Short problem:
Copy every one of the lines below without changing a single character, space, or line break.

Items:
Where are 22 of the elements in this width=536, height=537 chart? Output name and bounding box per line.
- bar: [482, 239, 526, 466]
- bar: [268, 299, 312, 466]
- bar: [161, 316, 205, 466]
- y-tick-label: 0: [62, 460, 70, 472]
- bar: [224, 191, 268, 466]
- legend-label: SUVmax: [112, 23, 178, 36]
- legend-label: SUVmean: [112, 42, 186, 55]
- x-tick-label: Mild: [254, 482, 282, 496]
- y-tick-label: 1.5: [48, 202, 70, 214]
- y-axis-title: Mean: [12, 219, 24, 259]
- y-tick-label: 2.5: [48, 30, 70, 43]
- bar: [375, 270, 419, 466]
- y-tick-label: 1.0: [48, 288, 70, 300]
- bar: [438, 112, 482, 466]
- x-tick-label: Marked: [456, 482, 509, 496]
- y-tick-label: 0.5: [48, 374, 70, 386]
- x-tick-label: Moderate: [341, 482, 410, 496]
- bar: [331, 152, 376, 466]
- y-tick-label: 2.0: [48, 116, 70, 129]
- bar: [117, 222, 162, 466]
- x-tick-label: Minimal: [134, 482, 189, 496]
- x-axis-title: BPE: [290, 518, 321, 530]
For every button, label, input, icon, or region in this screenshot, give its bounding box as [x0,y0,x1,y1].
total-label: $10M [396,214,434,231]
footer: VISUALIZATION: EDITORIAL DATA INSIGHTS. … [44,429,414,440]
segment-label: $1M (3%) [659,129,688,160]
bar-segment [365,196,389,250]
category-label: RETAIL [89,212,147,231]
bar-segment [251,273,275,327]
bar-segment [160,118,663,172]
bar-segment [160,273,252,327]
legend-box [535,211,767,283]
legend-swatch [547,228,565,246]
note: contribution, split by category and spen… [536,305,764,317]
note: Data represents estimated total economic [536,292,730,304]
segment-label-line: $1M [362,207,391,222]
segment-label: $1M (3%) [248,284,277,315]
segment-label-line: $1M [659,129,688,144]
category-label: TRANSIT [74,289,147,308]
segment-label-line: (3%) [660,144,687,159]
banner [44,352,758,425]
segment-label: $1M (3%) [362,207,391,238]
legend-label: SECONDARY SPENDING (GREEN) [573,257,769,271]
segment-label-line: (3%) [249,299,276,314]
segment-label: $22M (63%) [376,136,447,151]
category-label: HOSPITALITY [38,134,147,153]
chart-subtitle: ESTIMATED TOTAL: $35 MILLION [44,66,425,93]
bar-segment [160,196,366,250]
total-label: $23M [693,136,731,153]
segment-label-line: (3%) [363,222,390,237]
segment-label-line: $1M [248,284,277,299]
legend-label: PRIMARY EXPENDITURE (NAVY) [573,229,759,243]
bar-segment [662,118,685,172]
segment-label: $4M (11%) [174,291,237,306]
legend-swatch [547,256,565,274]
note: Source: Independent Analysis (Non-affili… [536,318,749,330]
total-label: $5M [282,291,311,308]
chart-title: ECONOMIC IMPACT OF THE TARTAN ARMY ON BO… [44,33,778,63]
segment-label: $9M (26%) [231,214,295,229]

Written answer:
Where are 22 of the elements in this width=536, height=537 chart? Output name and bounding box per line.
- bar: [482, 239, 526, 466]
- bar: [268, 299, 312, 466]
- bar: [161, 316, 205, 466]
- y-tick-label: 0: [62, 460, 70, 472]
- bar: [224, 191, 268, 466]
- legend-label: SUVmax: [112, 23, 178, 36]
- legend-label: SUVmean: [112, 42, 186, 55]
- x-tick-label: Mild: [254, 482, 282, 496]
- y-tick-label: 1.5: [48, 202, 70, 214]
- y-axis-title: Mean: [12, 219, 24, 259]
- y-tick-label: 2.5: [48, 30, 70, 43]
- bar: [375, 270, 419, 466]
- y-tick-label: 1.0: [48, 288, 70, 300]
- bar: [438, 112, 482, 466]
- x-tick-label: Marked: [456, 482, 509, 496]
- y-tick-label: 0.5: [48, 374, 70, 386]
- x-tick-label: Moderate: [341, 482, 410, 496]
- bar: [331, 152, 376, 466]
- y-tick-label: 2.0: [48, 116, 70, 129]
- bar: [117, 222, 162, 466]
- x-tick-label: Minimal: [134, 482, 189, 496]
- x-axis-title: BPE: [290, 518, 321, 530]
For every button, label, input, icon, or region in this screenshot, give its bounding box as [x0,y0,x1,y1].
total-label: $10M [396,214,434,231]
footer: VISUALIZATION: EDITORIAL DATA INSIGHTS. … [44,429,414,440]
segment-label: $1M (3%) [659,129,688,160]
bar-segment [365,196,389,250]
category-label: RETAIL [89,212,147,231]
bar-segment [251,273,275,327]
bar-segment [160,118,663,172]
bar-segment [160,273,252,327]
legend-box [535,211,767,283]
legend-swatch [547,228,565,246]
note: contribution, split by category and spen… [536,305,764,317]
note: Data represents estimated total economic [536,292,730,304]
segment-label-line: $1M [362,207,391,222]
segment-label: $1M (3%) [248,284,277,315]
segment-label-line: $1M [659,129,688,144]
category-label: TRANSIT [74,289,147,308]
segment-label-line: (3%) [660,144,687,159]
banner [44,352,758,425]
segment-label: $1M (3%) [362,207,391,238]
legend-label: SECONDARY SPENDING (GREEN) [573,257,769,271]
segment-label-line: (3%) [249,299,276,314]
segment-label: $22M (63%) [376,136,447,151]
category-label: HOSPITALITY [38,134,147,153]
chart-subtitle: ESTIMATED TOTAL: $35 MILLION [44,66,425,93]
bar-segment [160,196,366,250]
total-label: $23M [693,136,731,153]
segment-label-line: (3%) [363,222,390,237]
segment-label-line: $1M [248,284,277,299]
legend-label: PRIMARY EXPENDITURE (NAVY) [573,229,759,243]
bar-segment [662,118,685,172]
segment-label: $4M (11%) [174,291,237,306]
legend-swatch [547,256,565,274]
note: Source: Independent Analysis (Non-affili… [536,318,749,330]
total-label: $5M [282,291,311,308]
chart-title: ECONOMIC IMPACT OF THE TARTAN ARMY ON BO… [44,33,778,63]
segment-label: $9M (26%) [231,214,295,229]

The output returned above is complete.